◆ **Stated task**: Every entry must be repeated exactly. Exclude all pictures.
================================
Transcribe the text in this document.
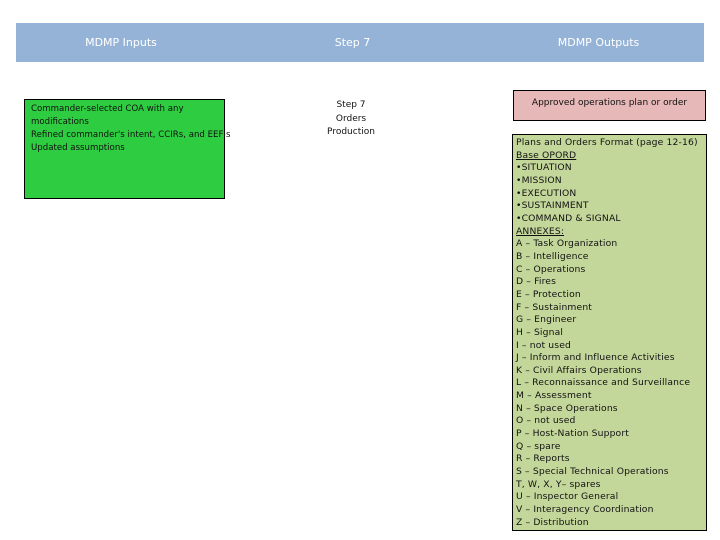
MDMP Inputs	Step 7	MDMP Outputs
Commander-selected COA with any
modifications
Refined commander's intent, CCIRs, and EEFIs
Updated assumptions
Step 7
Orders
Production
Approved operations plan or order
Plans and Orders Format (page 12-16)
Base OPORD
•SITUATION
•MISSION
•EXECUTION
•SUSTAINMENT
•COMMAND & SIGNAL
ANNEXES:
A – Task Organization
B – Intelligence
C – Operations
D – Fires
E – Protection
F – Sustainment
G – Engineer
H – Signal
I – not used
J – Inform and Influence Activities
K – Civil Affairs Operations
L – Reconnaissance and Surveillance
M – Assessment
N – Space Operations
O – not used
P – Host-Nation Support
Q – spare
R – Reports
S – Special Technical Operations
T, W, X, Y– spares
U – Inspector General
V – Interagency Coordination
Z – Distribution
================================
◆ **Task output**:
Transcribe the text in this document.
MDMP Inputs	Step 7	MDMP Outputs
Commander-selected COA with any
modifications
Refined commander's intent, CCIRs, and EEFIs
Updated assumptions
Step 7
Orders
Production
Approved operations plan or order
Plans and Orders Format (page 12-16)
Base OPORD
•SITUATION
•MISSION
•EXECUTION
•SUSTAINMENT
•COMMAND & SIGNAL
ANNEXES:
A – Task Organization
B – Intelligence
C – Operations
D – Fires
E – Protection
F – Sustainment
G – Engineer
H – Signal
I – not used
J – Inform and Influence Activities
K – Civil Affairs Operations
L – Reconnaissance and Surveillance
M – Assessment
N – Space Operations
O – not used
P – Host-Nation Support
Q – spare
R – Reports
S – Special Technical Operations
T, W, X, Y– spares
U – Inspector General
V – Interagency Coordination
Z – Distribution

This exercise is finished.